Data provided:
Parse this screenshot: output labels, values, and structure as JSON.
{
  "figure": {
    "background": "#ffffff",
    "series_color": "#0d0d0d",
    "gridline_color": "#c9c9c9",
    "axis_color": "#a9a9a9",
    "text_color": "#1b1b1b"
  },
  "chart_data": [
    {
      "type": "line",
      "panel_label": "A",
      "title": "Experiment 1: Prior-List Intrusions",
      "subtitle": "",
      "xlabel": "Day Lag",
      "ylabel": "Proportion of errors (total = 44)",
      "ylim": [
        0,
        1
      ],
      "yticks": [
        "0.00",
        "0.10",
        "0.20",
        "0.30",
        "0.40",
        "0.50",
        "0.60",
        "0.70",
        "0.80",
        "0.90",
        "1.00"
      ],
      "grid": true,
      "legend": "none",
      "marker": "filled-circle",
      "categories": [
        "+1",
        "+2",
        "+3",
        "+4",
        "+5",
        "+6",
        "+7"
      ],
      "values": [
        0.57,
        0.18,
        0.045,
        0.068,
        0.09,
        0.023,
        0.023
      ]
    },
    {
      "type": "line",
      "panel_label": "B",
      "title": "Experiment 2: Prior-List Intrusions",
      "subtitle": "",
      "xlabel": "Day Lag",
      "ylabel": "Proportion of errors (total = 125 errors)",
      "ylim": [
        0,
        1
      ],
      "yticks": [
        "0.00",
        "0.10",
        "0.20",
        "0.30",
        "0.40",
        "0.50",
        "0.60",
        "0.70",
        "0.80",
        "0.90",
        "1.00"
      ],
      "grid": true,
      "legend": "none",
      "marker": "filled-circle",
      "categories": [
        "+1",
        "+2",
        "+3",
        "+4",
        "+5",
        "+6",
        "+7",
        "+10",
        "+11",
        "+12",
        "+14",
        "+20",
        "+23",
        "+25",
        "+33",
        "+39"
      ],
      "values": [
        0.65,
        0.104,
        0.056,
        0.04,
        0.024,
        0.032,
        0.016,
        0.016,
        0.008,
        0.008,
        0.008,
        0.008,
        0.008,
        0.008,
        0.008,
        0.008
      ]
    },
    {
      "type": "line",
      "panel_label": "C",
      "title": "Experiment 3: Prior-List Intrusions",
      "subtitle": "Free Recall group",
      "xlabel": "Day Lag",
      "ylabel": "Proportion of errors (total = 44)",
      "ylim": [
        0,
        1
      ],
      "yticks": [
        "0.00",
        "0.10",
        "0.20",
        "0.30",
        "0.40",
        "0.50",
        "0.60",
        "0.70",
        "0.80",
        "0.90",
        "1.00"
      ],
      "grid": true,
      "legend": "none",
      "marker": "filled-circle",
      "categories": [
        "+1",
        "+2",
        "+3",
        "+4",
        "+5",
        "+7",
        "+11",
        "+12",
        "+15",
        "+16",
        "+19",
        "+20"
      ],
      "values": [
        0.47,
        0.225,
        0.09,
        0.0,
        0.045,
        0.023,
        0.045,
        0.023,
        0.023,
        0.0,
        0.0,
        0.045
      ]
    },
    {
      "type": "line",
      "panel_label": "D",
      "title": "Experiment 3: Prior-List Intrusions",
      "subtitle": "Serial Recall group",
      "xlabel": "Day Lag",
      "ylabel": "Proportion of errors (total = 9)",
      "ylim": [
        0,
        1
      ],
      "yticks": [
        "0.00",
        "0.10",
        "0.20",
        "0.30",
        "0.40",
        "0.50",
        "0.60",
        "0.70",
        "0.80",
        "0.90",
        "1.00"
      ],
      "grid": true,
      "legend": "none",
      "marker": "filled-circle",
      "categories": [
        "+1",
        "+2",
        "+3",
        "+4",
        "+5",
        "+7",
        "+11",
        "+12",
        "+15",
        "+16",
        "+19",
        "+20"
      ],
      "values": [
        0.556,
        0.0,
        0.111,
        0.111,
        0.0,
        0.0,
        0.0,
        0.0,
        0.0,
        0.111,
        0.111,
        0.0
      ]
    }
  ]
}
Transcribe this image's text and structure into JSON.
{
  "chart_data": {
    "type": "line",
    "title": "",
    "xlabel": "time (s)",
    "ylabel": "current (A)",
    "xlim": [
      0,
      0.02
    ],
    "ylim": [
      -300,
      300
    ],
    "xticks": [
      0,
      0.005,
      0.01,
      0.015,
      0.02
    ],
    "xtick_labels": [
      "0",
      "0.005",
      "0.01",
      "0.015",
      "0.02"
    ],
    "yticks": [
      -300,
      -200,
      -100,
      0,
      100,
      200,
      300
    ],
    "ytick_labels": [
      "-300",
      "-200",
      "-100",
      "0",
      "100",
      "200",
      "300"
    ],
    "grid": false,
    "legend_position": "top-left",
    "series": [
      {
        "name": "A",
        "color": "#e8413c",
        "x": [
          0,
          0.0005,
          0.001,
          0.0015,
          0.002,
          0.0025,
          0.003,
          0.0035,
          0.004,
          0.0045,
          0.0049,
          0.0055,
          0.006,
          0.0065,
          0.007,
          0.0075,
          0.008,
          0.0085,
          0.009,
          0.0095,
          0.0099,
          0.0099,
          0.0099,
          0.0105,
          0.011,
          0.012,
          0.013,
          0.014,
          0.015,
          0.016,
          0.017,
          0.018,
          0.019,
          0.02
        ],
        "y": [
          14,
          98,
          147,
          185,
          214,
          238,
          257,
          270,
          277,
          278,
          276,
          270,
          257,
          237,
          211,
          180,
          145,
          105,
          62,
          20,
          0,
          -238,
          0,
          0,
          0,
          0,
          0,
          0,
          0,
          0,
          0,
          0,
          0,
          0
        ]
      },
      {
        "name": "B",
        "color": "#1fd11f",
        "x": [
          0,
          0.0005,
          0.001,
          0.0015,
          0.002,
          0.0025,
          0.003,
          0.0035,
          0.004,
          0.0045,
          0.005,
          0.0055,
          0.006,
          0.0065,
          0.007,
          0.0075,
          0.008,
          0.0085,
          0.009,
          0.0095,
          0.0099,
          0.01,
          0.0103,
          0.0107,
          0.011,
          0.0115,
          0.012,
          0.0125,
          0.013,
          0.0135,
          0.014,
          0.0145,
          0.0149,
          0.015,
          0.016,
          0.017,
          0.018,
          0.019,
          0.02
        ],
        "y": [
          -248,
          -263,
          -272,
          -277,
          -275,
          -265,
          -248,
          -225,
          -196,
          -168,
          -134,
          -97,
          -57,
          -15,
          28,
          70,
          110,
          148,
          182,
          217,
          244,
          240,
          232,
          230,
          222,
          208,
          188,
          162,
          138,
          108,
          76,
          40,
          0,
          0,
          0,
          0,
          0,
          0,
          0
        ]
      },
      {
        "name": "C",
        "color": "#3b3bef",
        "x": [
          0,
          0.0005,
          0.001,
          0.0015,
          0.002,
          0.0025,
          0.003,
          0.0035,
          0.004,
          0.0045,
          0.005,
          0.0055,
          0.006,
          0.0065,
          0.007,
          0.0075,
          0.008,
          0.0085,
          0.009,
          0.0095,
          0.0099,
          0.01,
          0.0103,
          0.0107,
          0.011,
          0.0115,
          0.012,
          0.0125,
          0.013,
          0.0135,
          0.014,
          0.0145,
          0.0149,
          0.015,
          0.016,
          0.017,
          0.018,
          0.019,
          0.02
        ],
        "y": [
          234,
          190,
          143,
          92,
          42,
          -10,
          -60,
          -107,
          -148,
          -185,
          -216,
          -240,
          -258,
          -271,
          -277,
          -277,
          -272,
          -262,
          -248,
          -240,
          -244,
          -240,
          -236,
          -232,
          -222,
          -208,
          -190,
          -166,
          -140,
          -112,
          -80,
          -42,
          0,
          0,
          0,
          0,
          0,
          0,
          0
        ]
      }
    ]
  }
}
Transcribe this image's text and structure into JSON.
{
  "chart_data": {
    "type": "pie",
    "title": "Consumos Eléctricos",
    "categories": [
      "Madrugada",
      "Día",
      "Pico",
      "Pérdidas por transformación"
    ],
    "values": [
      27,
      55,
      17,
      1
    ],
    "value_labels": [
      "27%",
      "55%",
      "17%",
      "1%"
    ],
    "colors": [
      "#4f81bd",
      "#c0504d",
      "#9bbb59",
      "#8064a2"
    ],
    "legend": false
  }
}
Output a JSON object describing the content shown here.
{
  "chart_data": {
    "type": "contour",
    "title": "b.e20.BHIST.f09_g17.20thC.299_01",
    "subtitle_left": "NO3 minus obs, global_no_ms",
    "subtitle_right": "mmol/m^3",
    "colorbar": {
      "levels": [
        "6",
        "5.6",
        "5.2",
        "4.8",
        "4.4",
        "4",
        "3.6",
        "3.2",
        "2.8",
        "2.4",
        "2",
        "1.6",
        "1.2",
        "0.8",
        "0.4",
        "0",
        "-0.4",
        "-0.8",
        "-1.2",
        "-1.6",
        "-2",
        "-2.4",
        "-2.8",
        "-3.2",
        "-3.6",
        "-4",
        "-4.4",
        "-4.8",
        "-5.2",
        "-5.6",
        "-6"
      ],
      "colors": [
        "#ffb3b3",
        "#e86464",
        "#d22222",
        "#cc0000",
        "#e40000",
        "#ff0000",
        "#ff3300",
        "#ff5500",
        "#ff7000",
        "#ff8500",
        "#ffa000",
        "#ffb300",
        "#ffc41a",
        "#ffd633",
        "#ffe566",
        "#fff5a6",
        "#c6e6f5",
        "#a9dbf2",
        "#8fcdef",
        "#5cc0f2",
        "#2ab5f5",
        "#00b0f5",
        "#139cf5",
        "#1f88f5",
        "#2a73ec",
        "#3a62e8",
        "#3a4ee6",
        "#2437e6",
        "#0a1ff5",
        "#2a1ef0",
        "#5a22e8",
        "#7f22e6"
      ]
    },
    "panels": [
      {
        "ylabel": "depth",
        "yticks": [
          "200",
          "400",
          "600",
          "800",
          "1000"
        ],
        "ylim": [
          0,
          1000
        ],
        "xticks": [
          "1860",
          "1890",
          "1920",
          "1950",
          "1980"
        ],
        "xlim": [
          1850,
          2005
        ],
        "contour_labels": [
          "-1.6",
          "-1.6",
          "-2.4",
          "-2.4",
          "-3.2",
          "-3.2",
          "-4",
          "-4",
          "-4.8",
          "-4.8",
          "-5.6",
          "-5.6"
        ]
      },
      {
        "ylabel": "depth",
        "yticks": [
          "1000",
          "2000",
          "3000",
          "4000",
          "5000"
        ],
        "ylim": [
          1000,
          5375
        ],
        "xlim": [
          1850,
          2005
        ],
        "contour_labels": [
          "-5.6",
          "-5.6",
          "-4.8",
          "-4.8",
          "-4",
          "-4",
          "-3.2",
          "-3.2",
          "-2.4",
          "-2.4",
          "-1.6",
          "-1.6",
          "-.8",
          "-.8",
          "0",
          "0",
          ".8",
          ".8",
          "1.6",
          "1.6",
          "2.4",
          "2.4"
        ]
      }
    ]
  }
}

Problem to solve:
From the records above, pick out and copy each line holding the word "Recall".

Correct result:
      "subtitle": "Free Recall group",
      "subtitle": "Serial Recall group",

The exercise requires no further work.